* begin Excerpt provided *

To meet the requirements established in Sect. 1, we do not consider approaches in the literature that use defective examples for training (supervised methods), restricting ourselves to the unsupervised defect detection task, where defects and normal data have similar visual appearance. As interpretability is critical for industrial systems, methods that do not allow visual anomaly maps to be produced are included in our review but not considered as the performance baseline. Due to the lack of literature considering unsupervised anomaly detection for carbon fiber textiles, we evaluate performance using a standard industrial texture defect dataset MVTec-AD (Bergmann et al. 2019), as a proxy for performance on carbon fiber textiles. The MVTec-AD dataset contains defects with similarly small (1% of pixels) defects in the Carpet, and Grid classes.

Anomaly detection

In general, Anomaly Detection models when given a ‘normal’ dataset and a previously unseen sample, produce an anomaly score representing anomalousness which is then thresholded to obtain the desired false positive rate. We can broadly summarize the literature on unsupervised anomaly detection techniques into two approaches - generative models, and the use of pretrained features.

* end Excerpt provided *
* begin Listing *

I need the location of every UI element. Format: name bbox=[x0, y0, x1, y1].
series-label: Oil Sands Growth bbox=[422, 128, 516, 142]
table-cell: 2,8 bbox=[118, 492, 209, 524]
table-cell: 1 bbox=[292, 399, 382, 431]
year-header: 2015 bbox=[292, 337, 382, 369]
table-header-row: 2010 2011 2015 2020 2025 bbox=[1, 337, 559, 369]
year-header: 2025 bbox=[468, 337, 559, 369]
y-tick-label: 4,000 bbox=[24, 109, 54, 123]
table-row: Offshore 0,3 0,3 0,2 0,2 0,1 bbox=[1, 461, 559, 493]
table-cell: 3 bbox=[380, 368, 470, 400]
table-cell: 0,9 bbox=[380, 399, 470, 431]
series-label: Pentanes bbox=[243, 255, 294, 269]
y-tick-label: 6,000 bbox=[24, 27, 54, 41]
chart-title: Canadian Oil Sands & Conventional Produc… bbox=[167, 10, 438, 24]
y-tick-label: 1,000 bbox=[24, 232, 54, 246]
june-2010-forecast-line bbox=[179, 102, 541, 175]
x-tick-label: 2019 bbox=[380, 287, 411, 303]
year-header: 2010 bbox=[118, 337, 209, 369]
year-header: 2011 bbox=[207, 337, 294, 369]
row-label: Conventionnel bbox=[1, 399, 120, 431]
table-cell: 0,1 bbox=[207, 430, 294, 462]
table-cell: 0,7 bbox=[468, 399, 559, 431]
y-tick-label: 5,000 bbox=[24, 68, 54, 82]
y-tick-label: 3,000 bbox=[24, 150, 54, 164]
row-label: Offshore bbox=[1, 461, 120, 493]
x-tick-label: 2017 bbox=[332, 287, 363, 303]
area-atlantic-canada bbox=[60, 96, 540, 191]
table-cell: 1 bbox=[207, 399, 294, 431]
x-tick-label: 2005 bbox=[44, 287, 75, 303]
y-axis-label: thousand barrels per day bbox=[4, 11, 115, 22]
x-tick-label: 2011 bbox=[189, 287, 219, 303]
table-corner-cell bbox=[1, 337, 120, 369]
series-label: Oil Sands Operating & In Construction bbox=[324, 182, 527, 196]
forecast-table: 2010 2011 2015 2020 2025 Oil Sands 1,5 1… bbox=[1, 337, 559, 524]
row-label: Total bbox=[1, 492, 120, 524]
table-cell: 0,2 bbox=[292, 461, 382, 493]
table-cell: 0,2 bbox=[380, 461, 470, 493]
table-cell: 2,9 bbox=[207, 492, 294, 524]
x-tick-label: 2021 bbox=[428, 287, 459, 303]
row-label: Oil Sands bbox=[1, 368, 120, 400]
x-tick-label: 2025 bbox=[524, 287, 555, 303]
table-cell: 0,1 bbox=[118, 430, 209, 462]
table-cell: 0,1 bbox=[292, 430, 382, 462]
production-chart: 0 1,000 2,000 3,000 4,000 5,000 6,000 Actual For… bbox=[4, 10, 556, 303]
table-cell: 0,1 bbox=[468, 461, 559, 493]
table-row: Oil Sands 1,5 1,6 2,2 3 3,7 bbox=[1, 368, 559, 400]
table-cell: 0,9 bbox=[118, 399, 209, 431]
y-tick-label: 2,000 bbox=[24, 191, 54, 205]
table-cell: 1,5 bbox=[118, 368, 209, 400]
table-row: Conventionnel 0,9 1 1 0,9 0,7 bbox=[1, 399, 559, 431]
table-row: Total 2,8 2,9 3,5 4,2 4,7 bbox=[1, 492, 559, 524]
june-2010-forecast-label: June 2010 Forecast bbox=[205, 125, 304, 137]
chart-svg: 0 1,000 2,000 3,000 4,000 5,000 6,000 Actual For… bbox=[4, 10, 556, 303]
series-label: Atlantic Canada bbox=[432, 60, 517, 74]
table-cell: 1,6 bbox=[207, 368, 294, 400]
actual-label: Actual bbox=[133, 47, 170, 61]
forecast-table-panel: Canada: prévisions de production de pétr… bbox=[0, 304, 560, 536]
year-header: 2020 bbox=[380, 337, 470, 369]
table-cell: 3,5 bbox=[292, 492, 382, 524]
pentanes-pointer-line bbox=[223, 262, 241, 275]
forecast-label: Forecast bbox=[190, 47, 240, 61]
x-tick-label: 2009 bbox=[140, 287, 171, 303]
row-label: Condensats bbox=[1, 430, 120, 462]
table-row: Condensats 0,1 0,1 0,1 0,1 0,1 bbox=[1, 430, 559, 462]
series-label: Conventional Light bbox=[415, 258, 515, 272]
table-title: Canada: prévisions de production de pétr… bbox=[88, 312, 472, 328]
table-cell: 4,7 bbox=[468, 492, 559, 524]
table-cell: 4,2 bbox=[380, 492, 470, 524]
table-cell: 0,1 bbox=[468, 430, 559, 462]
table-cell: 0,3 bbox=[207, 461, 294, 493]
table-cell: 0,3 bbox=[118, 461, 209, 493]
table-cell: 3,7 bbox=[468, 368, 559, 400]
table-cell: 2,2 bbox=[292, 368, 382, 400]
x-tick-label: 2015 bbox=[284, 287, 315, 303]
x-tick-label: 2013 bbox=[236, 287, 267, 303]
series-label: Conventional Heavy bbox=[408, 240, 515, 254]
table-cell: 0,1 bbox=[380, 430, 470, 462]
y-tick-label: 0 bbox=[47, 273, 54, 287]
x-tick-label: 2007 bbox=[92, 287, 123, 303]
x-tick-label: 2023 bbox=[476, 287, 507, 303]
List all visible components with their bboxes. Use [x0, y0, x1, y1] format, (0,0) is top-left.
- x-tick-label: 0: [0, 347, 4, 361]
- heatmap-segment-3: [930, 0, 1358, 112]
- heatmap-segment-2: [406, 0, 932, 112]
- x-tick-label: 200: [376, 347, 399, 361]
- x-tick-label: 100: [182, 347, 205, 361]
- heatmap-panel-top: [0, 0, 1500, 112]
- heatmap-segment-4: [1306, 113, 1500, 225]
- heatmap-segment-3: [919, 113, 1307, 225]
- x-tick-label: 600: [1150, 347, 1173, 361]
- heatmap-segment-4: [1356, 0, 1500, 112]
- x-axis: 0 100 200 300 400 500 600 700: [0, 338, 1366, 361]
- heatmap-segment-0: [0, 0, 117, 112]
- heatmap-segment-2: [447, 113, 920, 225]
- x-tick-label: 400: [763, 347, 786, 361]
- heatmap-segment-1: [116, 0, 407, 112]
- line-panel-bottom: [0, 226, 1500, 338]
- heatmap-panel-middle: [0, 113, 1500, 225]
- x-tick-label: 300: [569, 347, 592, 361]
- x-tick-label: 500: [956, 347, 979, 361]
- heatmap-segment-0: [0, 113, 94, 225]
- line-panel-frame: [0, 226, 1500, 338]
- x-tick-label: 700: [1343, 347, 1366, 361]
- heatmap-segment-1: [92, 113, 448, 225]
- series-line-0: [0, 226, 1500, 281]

* end Listing *

_To-do list_:
a: Summarize the excerpt on unsupervised defect detection in two sentences.
b: Return the part of the excerpt on unsupervised defect detection that runs from "To meet the" down to "and Grid classes.", word for word.

_Outputs by task_:
a: The excerpt limits itself to unsupervised defect detection and leaves out supervised methods that train on defective examples. Because there is little literature on unsupervised anomaly detection for carbon fiber textiles, it uses the MVTec-AD industrial texture dataset as a stand-in, and it explains that anomaly detection models give an unseen sample a score that is thresholded for a chosen false positive rate, with approaches falling broadly into generative models and pretrained features.

b:
To meet the requirements established in Sect. 1, we do not consider approaches in the literature that use defective examples for training (supervised methods), restricting ourselves to the unsupervised defect detection task, where defects and normal data have similar visual appearance. As interpretability is critical for industrial systems, methods that do not allow visual anomaly maps to be produced are included in our review but not considered as the performance baseline. Due to the lack of literature considering unsupervised anomaly detection for carbon fiber textiles, we evaluate performance using a standard industrial texture defect dataset MVTec-AD (Bergmann et al. 2019), as a proxy for performance on carbon fiber textiles. The MVTec-AD dataset contains defects with similarly small (1% of pixels) defects in the Carpet, and Grid classes.